### [Supplied data]
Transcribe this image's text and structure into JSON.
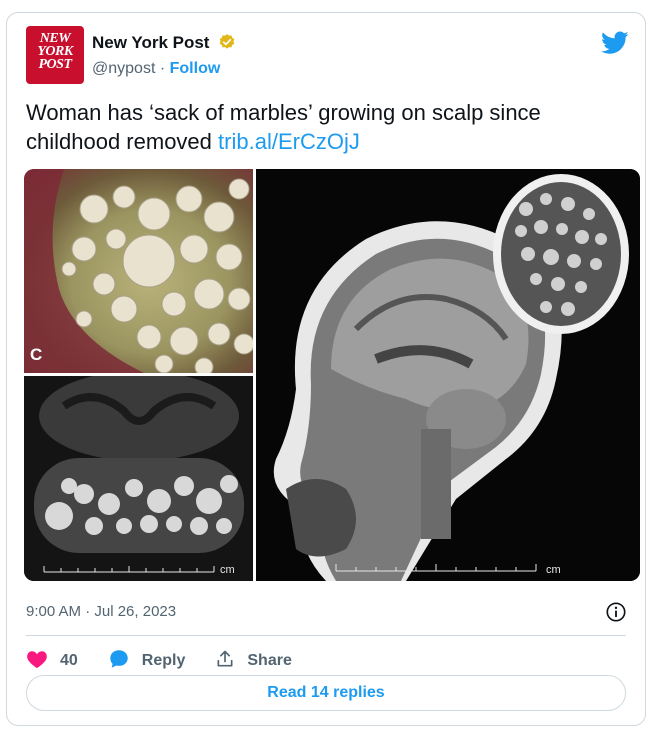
{
  "author": {
    "name": "New York Post",
    "handle": "@nypost",
    "separator": "·",
    "follow_label": "Follow",
    "avatar_text": [
      "NEW",
      "YORK",
      "POST"
    ]
  },
  "tweet": {
    "text": "Woman has ‘sack of marbles’ growing on scalp since childhood removed",
    "link": "trib.al/ErCzOjJ"
  },
  "media": {
    "panel_letter": "C",
    "scale_unit": "cm"
  },
  "meta": {
    "timestamp": "9:00 AM · Jul 26, 2023"
  },
  "actions": {
    "like_count": "40",
    "reply_label": "Reply",
    "share_label": "Share"
  },
  "read_replies_label": "Read 14 replies",
  "colors": {
    "accent": "#1d9bf0",
    "like": "#f91880",
    "brand_red": "#c8102e",
    "muted_text": "#536471"
  },
  "icons": [
    "verified-badge-icon",
    "twitter-bird-icon",
    "info-icon",
    "heart-icon",
    "reply-bubble-icon",
    "share-icon"
  ]
}
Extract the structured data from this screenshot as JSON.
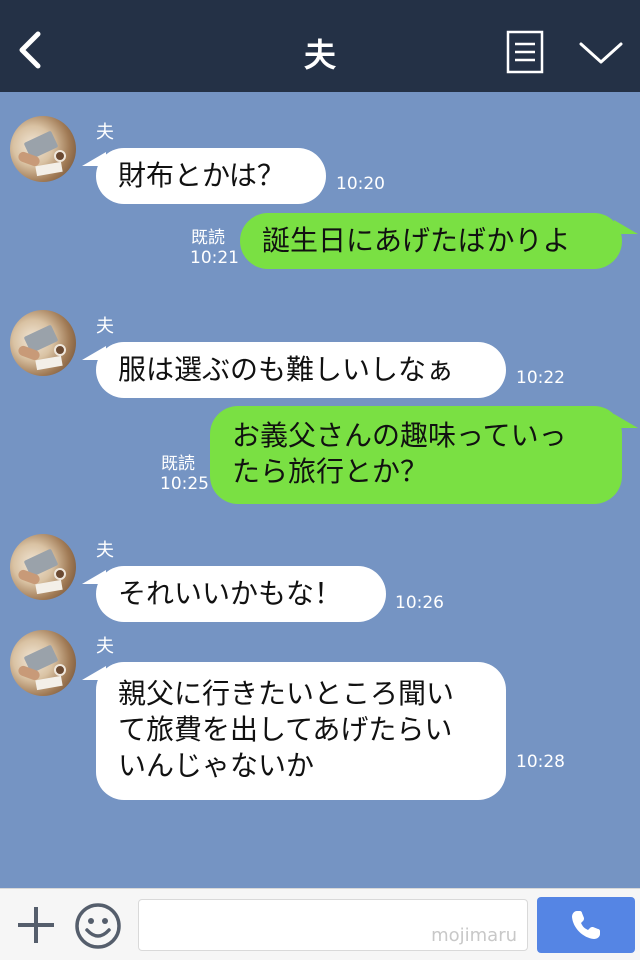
{
  "header": {
    "title": "夫"
  },
  "messages": [
    {
      "sender": "夫",
      "text": "財布とかは？",
      "time": "10:20"
    },
    {
      "read": "既読",
      "time": "10:21",
      "text": "誕生日にあげたばかりよ"
    },
    {
      "sender": "夫",
      "text": "服は選ぶのも難しいしなぁ",
      "time": "10:22"
    },
    {
      "read": "既読",
      "time": "10:25",
      "text": "お義父さんの趣味っていっ\nたら旅行とか？"
    },
    {
      "sender": "夫",
      "text": "それいいかもな！",
      "time": "10:26"
    },
    {
      "sender": "夫",
      "text": "親父に行きたいところ聞い\nて旅費を出してあげたらい\nいんじゃないか",
      "time": "10:28"
    }
  ],
  "footer": {
    "watermark": "mojimaru"
  },
  "colors": {
    "header_bg": "#243146",
    "chat_bg": "#7594c3",
    "sent_bubble": "#7ae043",
    "received_bubble": "#ffffff",
    "call_button": "#5585e4"
  },
  "icons": [
    "back-icon",
    "menu-icon",
    "collapse-icon",
    "plus-icon",
    "smile-icon",
    "phone-icon"
  ]
}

### [Required work]
Take the listing above and print it exactly, apart from the pictures.

### [Task solution]
Transcribe this image's text and structure into JSON.
{
  "author": {
    "name": "New York Post",
    "handle": "@nypost",
    "separator": "·",
    "follow_label": "Follow",
    "avatar_text": [
      "NEW",
      "YORK",
      "POST"
    ]
  },
  "tweet": {
    "text": "Woman has ‘sack of marbles’ growing on scalp since childhood removed",
    "link": "trib.al/ErCzOjJ"
  },
  "media": {
    "panel_letter": "C",
    "scale_unit": "cm"
  },
  "meta": {
    "timestamp": "9:00 AM · Jul 26, 2023"
  },
  "actions": {
    "like_count": "40",
    "reply_label": "Reply",
    "share_label": "Share"
  },
  "read_replies_label": "Read 14 replies",
  "colors": {
    "accent": "#1d9bf0",
    "like": "#f91880",
    "brand_red": "#c8102e",
    "muted_text": "#536471"
  },
  "icons": [
    "verified-badge-icon",
    "twitter-bird-icon",
    "info-icon",
    "heart-icon",
    "reply-bubble-icon",
    "share-icon"
  ]
}
Extract the structured data from this screenshot as JSON.
{
  "header": {
    "title": "夫"
  },
  "messages": [
    {
      "sender": "夫",
      "text": "財布とかは？",
      "time": "10:20"
    },
    {
      "read": "既読",
      "time": "10:21",
      "text": "誕生日にあげたばかりよ"
    },
    {
      "sender": "夫",
      "text": "服は選ぶのも難しいしなぁ",
      "time": "10:22"
    },
    {
      "read": "既読",
      "time": "10:25",
      "text": "お義父さんの趣味っていっ\nたら旅行とか？"
    },
    {
      "sender": "夫",
      "text": "それいいかもな！",
      "time": "10:26"
    },
    {
      "sender": "夫",
      "text": "親父に行きたいところ聞い\nて旅費を出してあげたらい\nいんじゃないか",
      "time": "10:28"
    }
  ],
  "footer": {
    "watermark": "mojimaru"
  },
  "colors": {
    "header_bg": "#243146",
    "chat_bg": "#7594c3",
    "sent_bubble": "#7ae043",
    "received_bubble": "#ffffff",
    "call_button": "#5585e4"
  },
  "icons": [
    "back-icon",
    "menu-icon",
    "collapse-icon",
    "plus-icon",
    "smile-icon",
    "phone-icon"
  ]
}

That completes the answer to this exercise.